[Dataset excerpts]
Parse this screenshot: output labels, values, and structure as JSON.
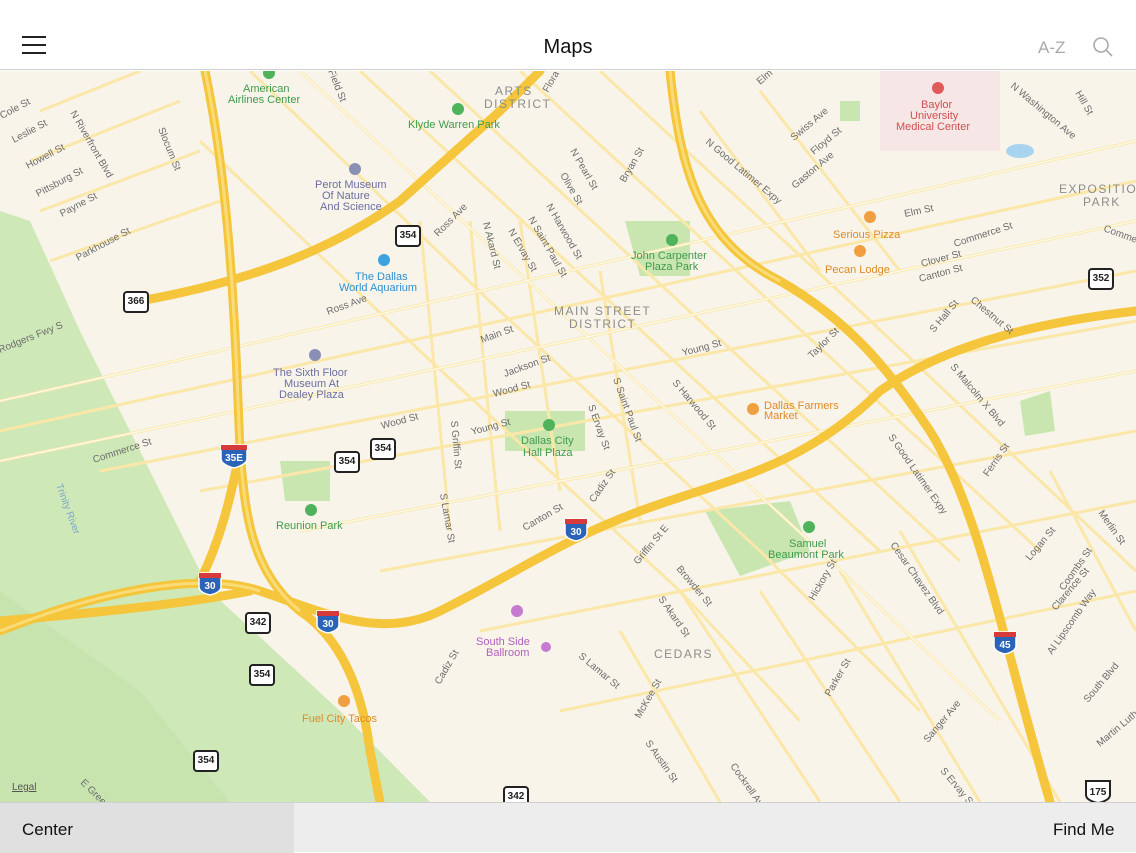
{
  "header": {
    "title": "Maps",
    "az_label": "A-Z"
  },
  "footer": {
    "center_label": "Center",
    "find_me_label": "Find Me"
  },
  "map": {
    "legal": "Legal",
    "districts": [
      "ARTS",
      "DISTRICT",
      "MAIN STREET",
      "DISTRICT",
      "CEDARS",
      "EXPOSITIO",
      "PARK"
    ],
    "pois": [
      {
        "name": "American",
        "name2": "Airlines Center",
        "kind": "park"
      },
      {
        "name": "Klyde Warren Park",
        "kind": "park"
      },
      {
        "name": "Perot Museum",
        "name2": "Of Nature",
        "name3": "And Science",
        "kind": "museum"
      },
      {
        "name": "The Dallas",
        "name2": "World Aquarium",
        "kind": "aquarium"
      },
      {
        "name": "The Sixth Floor",
        "name2": "Museum At",
        "name3": "Dealey Plaza",
        "kind": "museum"
      },
      {
        "name": "Dallas City",
        "name2": "Hall Plaza",
        "kind": "park"
      },
      {
        "name": "Reunion Park",
        "kind": "park"
      },
      {
        "name": "John Carpenter",
        "name2": "Plaza Park",
        "kind": "park"
      },
      {
        "name": "Baylor",
        "name2": "University",
        "name3": "Medical Center",
        "kind": "hospital"
      },
      {
        "name": "Serious Pizza",
        "kind": "food"
      },
      {
        "name": "Pecan Lodge",
        "kind": "food"
      },
      {
        "name": "Dallas Farmers",
        "name2": "Market",
        "kind": "food"
      },
      {
        "name": "Samuel",
        "name2": "Beaumont Park",
        "kind": "park"
      },
      {
        "name": "South Side",
        "name2": "Ballroom",
        "kind": "venue"
      },
      {
        "name": "Fuel City Tacos",
        "kind": "food"
      }
    ],
    "streets": [
      "Cole St",
      "Leslie St",
      "Howell St",
      "Pittsburg St",
      "Payne St",
      "Parkhouse St",
      "N Riverfront Blvd",
      "Slocum St",
      "Field St",
      "Flora St",
      "N Pearl St",
      "Olive St",
      "Bryan St",
      "N Harwood St",
      "N Saint Paul St",
      "N Ervay St",
      "N Akard St",
      "Ross Ave",
      "Ross Ave",
      "Main St",
      "Jackson St",
      "Wood St",
      "Wood St",
      "Young St",
      "Young St",
      "Commerce St",
      "Rodgers Fwy S",
      "S Griffin St",
      "S Lamar St",
      "S Ervay St",
      "S Saint Paul St",
      "S Harwood St",
      "Canton St",
      "Cadiz St",
      "Griffin St E",
      "Browder St",
      "S Akard St",
      "S Lamar St",
      "Cadiz St",
      "McKee St",
      "S Austin St",
      "Cockrell Ave",
      "Hickory St",
      "Parker St",
      "Swiss Ave",
      "Floyd St",
      "Gaston Ave",
      "N Good Latimer Expy",
      "Elm St",
      "Commerce St",
      "Clover St",
      "Canton St",
      "S Hall St",
      "Chestnut St",
      "Taylor St",
      "S Malcolm X Blvd",
      "S Good Latimer Expy",
      "Ferris St",
      "Cesar Chavez Blvd",
      "Logan St",
      "Coombs St",
      "Clarence St",
      "Al Lipscomb Way",
      "Merlin St",
      "South Blvd",
      "Martin Luth",
      "Sanger Ave",
      "S Ervay St",
      "N Washington Ave",
      "Hill St",
      "Elm St",
      "E Greenbr",
      "Commer",
      "Trinity River"
    ],
    "shields": [
      "354",
      "366",
      "35E",
      "354",
      "354",
      "30",
      "30",
      "30",
      "342",
      "354",
      "354",
      "342",
      "30",
      "45",
      "352",
      "175"
    ]
  }
}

-- What is being asked --
Write the material out again exactly as it appears, dropping the pictures.

-- Task solution --
Parse this screenshot: output labels, values, and structure as JSON.
{
  "header": {
    "title": "Maps",
    "az_label": "A-Z"
  },
  "footer": {
    "center_label": "Center",
    "find_me_label": "Find Me"
  },
  "map": {
    "legal": "Legal",
    "districts": [
      "ARTS",
      "DISTRICT",
      "MAIN STREET",
      "DISTRICT",
      "CEDARS",
      "EXPOSITIO",
      "PARK"
    ],
    "pois": [
      {
        "name": "American",
        "name2": "Airlines Center",
        "kind": "park"
      },
      {
        "name": "Klyde Warren Park",
        "kind": "park"
      },
      {
        "name": "Perot Museum",
        "name2": "Of Nature",
        "name3": "And Science",
        "kind": "museum"
      },
      {
        "name": "The Dallas",
        "name2": "World Aquarium",
        "kind": "aquarium"
      },
      {
        "name": "The Sixth Floor",
        "name2": "Museum At",
        "name3": "Dealey Plaza",
        "kind": "museum"
      },
      {
        "name": "Dallas City",
        "name2": "Hall Plaza",
        "kind": "park"
      },
      {
        "name": "Reunion Park",
        "kind": "park"
      },
      {
        "name": "John Carpenter",
        "name2": "Plaza Park",
        "kind": "park"
      },
      {
        "name": "Baylor",
        "name2": "University",
        "name3": "Medical Center",
        "kind": "hospital"
      },
      {
        "name": "Serious Pizza",
        "kind": "food"
      },
      {
        "name": "Pecan Lodge",
        "kind": "food"
      },
      {
        "name": "Dallas Farmers",
        "name2": "Market",
        "kind": "food"
      },
      {
        "name": "Samuel",
        "name2": "Beaumont Park",
        "kind": "park"
      },
      {
        "name": "South Side",
        "name2": "Ballroom",
        "kind": "venue"
      },
      {
        "name": "Fuel City Tacos",
        "kind": "food"
      }
    ],
    "streets": [
      "Cole St",
      "Leslie St",
      "Howell St",
      "Pittsburg St",
      "Payne St",
      "Parkhouse St",
      "N Riverfront Blvd",
      "Slocum St",
      "Field St",
      "Flora St",
      "N Pearl St",
      "Olive St",
      "Bryan St",
      "N Harwood St",
      "N Saint Paul St",
      "N Ervay St",
      "N Akard St",
      "Ross Ave",
      "Ross Ave",
      "Main St",
      "Jackson St",
      "Wood St",
      "Wood St",
      "Young St",
      "Young St",
      "Commerce St",
      "Rodgers Fwy S",
      "S Griffin St",
      "S Lamar St",
      "S Ervay St",
      "S Saint Paul St",
      "S Harwood St",
      "Canton St",
      "Cadiz St",
      "Griffin St E",
      "Browder St",
      "S Akard St",
      "S Lamar St",
      "Cadiz St",
      "McKee St",
      "S Austin St",
      "Cockrell Ave",
      "Hickory St",
      "Parker St",
      "Swiss Ave",
      "Floyd St",
      "Gaston Ave",
      "N Good Latimer Expy",
      "Elm St",
      "Commerce St",
      "Clover St",
      "Canton St",
      "S Hall St",
      "Chestnut St",
      "Taylor St",
      "S Malcolm X Blvd",
      "S Good Latimer Expy",
      "Ferris St",
      "Cesar Chavez Blvd",
      "Logan St",
      "Coombs St",
      "Clarence St",
      "Al Lipscomb Way",
      "Merlin St",
      "South Blvd",
      "Martin Luth",
      "Sanger Ave",
      "S Ervay St",
      "N Washington Ave",
      "Hill St",
      "Elm St",
      "E Greenbr",
      "Commer",
      "Trinity River"
    ],
    "shields": [
      "354",
      "366",
      "35E",
      "354",
      "354",
      "30",
      "30",
      "30",
      "342",
      "354",
      "354",
      "342",
      "30",
      "45",
      "352",
      "175"
    ]
  }
}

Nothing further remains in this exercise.